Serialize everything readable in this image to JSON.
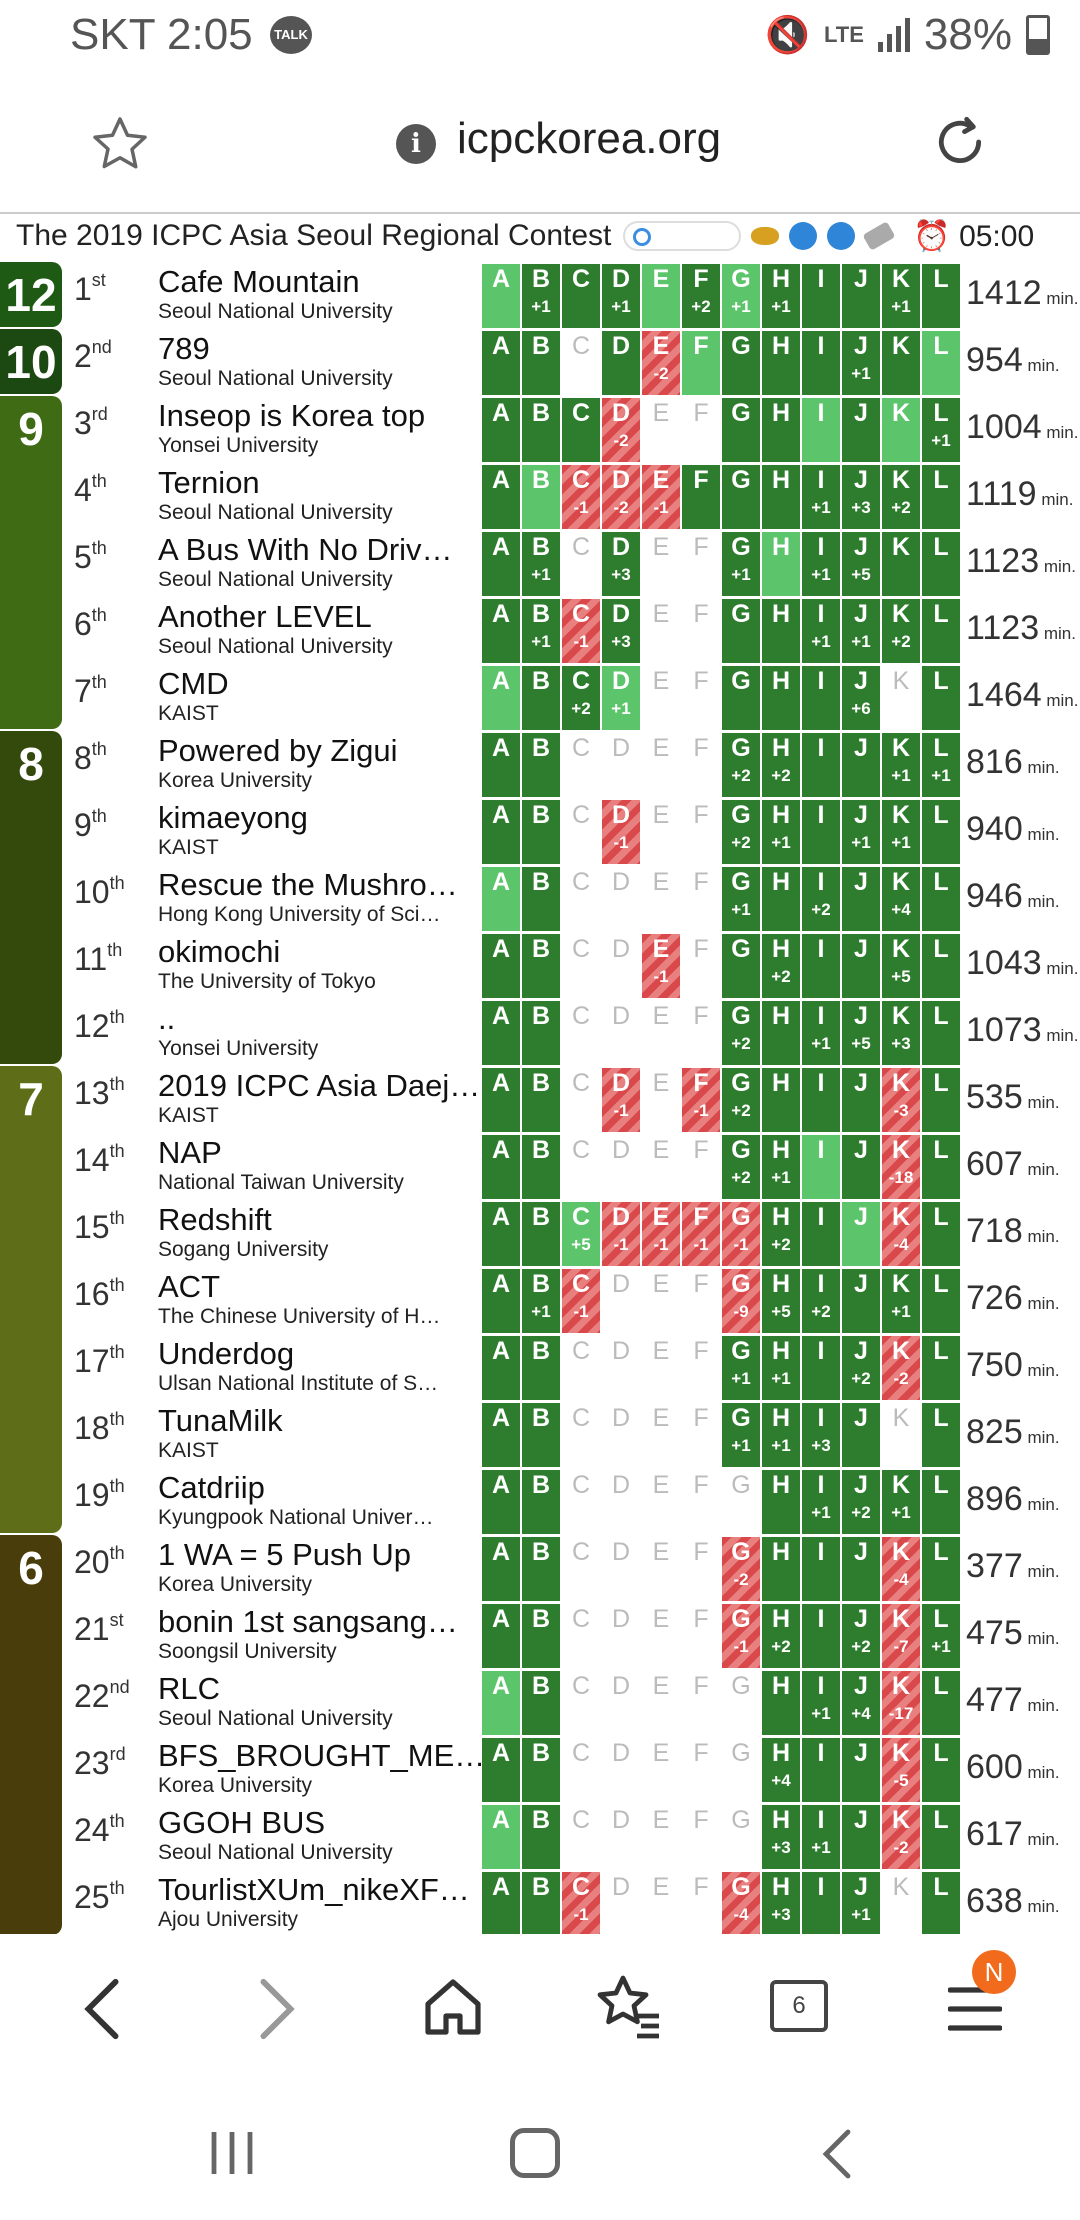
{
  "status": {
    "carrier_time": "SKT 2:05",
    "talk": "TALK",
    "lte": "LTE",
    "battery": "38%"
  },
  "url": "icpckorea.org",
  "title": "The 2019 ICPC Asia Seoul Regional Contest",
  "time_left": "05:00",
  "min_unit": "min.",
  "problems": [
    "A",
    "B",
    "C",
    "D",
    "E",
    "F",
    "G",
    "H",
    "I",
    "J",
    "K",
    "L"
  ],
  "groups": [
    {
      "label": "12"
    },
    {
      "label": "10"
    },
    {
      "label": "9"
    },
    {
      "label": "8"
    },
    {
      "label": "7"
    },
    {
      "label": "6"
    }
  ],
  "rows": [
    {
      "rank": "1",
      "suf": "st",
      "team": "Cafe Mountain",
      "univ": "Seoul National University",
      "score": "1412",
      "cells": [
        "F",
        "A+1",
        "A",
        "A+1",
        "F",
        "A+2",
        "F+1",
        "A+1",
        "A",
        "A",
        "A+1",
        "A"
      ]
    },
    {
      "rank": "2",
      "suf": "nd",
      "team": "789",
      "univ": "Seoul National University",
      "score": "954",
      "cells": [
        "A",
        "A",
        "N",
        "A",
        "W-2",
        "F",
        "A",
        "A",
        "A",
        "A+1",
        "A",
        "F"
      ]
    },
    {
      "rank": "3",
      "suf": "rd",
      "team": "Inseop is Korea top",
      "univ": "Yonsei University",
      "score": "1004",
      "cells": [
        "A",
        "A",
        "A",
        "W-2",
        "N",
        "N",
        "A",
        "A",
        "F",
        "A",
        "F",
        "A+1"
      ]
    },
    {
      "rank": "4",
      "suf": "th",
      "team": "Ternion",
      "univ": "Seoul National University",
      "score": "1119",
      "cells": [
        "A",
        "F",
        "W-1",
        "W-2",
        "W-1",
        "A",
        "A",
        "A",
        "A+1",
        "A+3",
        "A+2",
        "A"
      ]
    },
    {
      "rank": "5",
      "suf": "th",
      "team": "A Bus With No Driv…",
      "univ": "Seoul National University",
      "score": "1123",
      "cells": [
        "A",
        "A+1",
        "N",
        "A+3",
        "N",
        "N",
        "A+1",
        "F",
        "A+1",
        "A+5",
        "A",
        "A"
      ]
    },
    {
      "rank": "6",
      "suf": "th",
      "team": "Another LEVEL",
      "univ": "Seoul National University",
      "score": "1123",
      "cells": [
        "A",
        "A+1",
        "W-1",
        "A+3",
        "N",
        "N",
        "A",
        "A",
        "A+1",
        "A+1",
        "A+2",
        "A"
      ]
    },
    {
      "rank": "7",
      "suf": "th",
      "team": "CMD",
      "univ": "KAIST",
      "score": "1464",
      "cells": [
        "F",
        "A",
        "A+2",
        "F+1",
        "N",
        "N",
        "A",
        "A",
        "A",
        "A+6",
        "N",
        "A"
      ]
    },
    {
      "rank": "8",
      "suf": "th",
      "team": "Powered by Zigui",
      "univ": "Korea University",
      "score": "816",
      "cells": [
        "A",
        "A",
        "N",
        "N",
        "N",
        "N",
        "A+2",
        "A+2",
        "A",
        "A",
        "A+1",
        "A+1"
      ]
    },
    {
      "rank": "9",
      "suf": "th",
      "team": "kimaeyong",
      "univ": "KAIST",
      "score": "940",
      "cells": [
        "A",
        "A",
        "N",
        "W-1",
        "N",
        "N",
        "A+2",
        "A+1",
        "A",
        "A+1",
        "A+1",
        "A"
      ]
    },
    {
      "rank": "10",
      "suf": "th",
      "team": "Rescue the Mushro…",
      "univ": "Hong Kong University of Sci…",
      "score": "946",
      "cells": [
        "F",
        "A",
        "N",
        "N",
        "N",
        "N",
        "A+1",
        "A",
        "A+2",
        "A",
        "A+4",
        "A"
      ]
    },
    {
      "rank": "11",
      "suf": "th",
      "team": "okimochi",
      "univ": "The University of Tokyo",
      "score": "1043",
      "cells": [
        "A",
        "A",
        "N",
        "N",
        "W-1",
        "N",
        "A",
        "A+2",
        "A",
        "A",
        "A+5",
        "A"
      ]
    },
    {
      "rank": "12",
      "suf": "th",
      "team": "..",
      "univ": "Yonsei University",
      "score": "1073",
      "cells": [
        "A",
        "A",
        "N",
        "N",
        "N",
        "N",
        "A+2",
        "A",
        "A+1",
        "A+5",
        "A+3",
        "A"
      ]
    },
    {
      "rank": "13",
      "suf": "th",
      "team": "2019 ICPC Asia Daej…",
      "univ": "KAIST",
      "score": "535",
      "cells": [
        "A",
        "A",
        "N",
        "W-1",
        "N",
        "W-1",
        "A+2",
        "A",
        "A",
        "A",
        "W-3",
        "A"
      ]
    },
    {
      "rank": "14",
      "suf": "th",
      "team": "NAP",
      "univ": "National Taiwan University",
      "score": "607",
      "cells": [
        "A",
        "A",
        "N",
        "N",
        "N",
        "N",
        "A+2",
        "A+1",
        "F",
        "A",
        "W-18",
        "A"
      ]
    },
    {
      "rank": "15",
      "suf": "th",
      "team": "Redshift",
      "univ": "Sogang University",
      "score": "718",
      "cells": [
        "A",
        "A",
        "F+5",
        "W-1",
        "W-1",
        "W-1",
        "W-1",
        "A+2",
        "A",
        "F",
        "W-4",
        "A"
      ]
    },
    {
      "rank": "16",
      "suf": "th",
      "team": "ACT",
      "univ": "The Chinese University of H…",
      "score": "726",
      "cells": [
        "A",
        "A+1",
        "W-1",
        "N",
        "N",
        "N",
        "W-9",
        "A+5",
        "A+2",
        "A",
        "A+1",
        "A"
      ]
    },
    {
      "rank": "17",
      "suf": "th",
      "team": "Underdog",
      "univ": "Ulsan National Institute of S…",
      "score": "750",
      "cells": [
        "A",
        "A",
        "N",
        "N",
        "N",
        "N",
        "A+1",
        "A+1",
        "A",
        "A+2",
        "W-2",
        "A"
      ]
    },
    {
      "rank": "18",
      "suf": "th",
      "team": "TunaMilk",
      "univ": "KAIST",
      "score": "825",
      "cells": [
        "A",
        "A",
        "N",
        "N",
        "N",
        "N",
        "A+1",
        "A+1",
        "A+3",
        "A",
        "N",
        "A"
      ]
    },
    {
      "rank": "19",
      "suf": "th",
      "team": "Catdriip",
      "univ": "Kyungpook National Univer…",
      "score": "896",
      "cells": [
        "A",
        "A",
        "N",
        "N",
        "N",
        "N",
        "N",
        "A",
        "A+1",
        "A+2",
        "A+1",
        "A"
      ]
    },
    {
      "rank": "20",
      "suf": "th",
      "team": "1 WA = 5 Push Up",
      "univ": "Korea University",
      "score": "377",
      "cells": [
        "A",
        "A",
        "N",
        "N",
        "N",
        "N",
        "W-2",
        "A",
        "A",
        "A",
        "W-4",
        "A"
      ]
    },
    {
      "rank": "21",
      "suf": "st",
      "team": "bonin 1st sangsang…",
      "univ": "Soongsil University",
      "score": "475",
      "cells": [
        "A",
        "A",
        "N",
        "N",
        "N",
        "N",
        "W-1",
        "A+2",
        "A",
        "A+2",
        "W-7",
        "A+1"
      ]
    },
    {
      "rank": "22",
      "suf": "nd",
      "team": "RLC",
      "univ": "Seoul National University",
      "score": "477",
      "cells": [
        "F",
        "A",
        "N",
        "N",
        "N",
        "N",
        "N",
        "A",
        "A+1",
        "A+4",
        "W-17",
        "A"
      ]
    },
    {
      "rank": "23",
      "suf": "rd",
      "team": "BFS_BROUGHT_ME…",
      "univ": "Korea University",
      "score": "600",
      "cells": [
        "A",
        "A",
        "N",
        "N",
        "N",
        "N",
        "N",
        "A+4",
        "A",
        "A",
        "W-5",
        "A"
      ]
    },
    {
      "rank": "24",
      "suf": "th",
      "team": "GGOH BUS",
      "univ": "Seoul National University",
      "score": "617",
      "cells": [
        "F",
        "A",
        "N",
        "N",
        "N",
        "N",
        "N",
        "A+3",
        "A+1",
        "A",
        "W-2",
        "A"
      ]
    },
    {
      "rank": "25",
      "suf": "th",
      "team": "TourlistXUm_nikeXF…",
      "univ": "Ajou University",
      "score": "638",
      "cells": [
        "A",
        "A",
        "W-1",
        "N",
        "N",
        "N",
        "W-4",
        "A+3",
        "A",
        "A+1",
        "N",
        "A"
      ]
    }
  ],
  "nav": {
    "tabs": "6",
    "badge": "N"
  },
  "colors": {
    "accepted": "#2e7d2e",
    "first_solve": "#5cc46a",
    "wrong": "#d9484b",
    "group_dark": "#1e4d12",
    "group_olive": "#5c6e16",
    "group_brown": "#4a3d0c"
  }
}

=-=-=-=-=

▶ _TASK OBJECTIVE_
Copy each line holding the word "Asia" from the listing above.

▶ _RESULT OF THIS EXERCISE_
  "title": "The 2019 ICPC Asia Seoul Regional Contest",
      "team": "2019 ICPC Asia Daej…",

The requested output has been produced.